--- BEGIN SUPPLIED DATA ---
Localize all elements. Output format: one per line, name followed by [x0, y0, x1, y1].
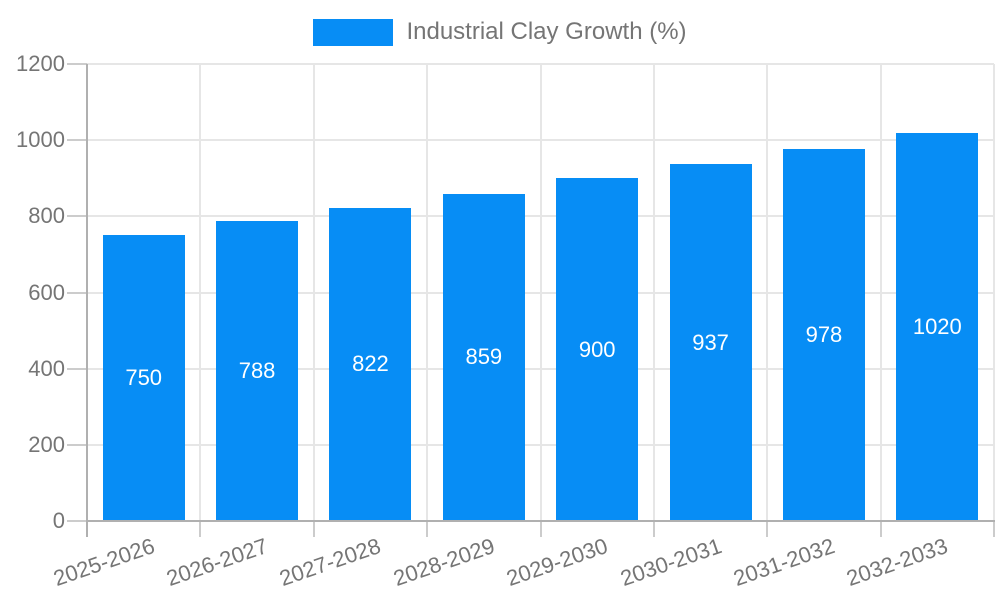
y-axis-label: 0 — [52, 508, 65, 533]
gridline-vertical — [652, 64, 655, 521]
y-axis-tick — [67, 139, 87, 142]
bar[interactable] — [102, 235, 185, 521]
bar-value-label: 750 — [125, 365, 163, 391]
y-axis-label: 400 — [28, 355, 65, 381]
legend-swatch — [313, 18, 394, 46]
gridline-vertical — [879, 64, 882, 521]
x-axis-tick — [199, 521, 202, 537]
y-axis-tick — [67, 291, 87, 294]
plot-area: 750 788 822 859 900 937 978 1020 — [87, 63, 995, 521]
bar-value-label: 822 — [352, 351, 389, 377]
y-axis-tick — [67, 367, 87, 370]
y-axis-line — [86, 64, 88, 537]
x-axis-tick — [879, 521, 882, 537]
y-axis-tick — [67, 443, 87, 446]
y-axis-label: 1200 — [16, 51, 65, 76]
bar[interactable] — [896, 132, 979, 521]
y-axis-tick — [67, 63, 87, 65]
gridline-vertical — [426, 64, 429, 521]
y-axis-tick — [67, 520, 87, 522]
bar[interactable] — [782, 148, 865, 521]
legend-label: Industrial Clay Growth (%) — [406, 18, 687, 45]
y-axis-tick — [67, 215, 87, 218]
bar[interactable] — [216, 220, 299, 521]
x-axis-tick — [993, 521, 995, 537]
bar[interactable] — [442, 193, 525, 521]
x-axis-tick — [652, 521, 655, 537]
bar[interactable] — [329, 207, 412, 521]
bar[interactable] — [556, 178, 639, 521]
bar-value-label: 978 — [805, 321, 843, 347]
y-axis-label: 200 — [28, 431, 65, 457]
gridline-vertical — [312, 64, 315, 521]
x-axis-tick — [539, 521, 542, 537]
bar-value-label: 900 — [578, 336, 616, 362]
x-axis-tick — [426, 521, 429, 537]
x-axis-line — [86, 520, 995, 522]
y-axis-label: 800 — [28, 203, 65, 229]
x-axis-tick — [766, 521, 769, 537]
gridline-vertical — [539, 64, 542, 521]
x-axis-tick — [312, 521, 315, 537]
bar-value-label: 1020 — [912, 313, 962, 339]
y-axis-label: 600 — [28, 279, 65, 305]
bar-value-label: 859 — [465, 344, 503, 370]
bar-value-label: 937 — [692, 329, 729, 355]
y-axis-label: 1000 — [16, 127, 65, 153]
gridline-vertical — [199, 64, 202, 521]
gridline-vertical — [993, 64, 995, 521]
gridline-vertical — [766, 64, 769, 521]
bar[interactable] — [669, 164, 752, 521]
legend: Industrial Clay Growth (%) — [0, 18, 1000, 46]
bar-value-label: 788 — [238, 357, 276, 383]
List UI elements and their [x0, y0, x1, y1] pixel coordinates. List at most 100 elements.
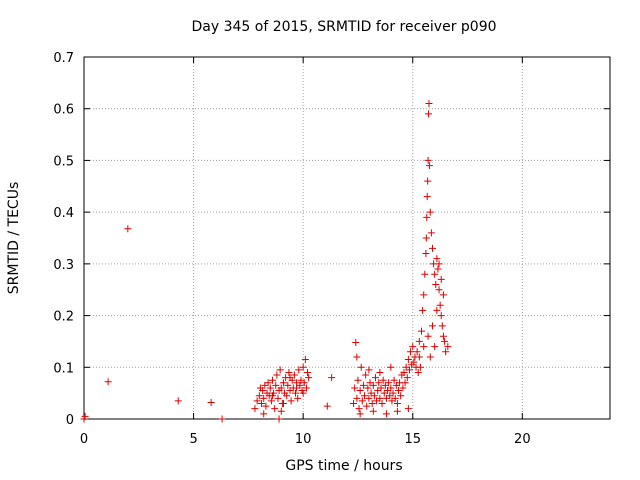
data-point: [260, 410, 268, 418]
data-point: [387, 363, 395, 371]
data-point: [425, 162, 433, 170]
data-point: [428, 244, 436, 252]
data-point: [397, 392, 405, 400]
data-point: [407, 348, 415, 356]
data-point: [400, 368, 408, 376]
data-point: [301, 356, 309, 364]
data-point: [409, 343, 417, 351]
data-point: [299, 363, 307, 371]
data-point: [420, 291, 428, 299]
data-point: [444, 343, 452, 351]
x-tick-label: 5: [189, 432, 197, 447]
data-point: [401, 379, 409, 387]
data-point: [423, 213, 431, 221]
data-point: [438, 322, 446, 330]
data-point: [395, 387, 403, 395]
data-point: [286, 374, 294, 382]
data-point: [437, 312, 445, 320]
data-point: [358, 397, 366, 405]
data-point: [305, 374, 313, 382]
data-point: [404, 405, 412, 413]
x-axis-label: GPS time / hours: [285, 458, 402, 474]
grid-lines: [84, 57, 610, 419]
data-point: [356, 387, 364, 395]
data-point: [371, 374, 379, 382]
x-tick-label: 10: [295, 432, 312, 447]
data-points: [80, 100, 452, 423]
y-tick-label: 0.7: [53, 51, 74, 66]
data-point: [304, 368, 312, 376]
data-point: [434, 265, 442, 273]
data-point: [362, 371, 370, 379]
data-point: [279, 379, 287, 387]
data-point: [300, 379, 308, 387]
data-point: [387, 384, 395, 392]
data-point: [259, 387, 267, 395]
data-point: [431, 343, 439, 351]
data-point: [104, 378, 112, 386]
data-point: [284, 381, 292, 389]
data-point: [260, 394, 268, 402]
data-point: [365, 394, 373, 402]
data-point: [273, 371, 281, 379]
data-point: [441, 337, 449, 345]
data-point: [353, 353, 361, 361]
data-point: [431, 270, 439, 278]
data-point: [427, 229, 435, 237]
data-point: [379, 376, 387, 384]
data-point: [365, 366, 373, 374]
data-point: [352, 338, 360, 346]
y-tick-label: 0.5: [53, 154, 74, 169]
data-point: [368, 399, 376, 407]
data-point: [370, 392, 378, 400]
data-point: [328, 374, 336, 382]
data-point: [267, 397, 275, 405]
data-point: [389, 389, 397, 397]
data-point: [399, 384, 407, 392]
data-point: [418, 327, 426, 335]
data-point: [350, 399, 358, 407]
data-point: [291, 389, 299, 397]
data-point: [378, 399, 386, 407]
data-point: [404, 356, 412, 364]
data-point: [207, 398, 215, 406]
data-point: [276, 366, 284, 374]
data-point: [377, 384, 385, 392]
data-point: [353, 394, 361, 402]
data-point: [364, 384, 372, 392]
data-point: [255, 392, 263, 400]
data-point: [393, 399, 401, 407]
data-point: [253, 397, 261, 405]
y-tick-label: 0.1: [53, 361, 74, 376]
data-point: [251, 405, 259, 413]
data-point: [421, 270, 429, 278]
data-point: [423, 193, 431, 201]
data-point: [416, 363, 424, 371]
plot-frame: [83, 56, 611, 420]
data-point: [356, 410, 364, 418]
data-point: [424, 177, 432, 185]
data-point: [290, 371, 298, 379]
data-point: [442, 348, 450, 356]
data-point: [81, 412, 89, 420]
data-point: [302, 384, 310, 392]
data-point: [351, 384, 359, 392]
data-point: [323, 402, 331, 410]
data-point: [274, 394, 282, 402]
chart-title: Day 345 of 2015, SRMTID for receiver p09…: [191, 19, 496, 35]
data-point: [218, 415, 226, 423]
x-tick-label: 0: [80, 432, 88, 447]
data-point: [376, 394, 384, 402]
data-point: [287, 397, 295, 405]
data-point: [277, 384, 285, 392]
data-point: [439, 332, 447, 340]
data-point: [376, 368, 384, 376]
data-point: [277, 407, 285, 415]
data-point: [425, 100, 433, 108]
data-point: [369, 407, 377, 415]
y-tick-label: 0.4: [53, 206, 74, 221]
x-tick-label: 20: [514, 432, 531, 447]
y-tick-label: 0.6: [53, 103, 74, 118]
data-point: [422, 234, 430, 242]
--- END SUPPLIED DATA ---
Please extract from the listing above the stretch from the line containing "y-axis-label: 0 — [52, 508, 65, 533]" through the line containing "legend-swatch — [313, 18, 394, 46]", reproducing each line unchanged.

### COMPLETE RESPONSE
y-axis-label: 0 — [52, 508, 65, 533]
gridline-vertical — [652, 64, 655, 521]
y-axis-tick — [67, 139, 87, 142]
bar[interactable] — [102, 235, 185, 521]
bar-value-label: 750 — [125, 365, 163, 391]
y-axis-label: 400 — [28, 355, 65, 381]
legend-swatch — [313, 18, 394, 46]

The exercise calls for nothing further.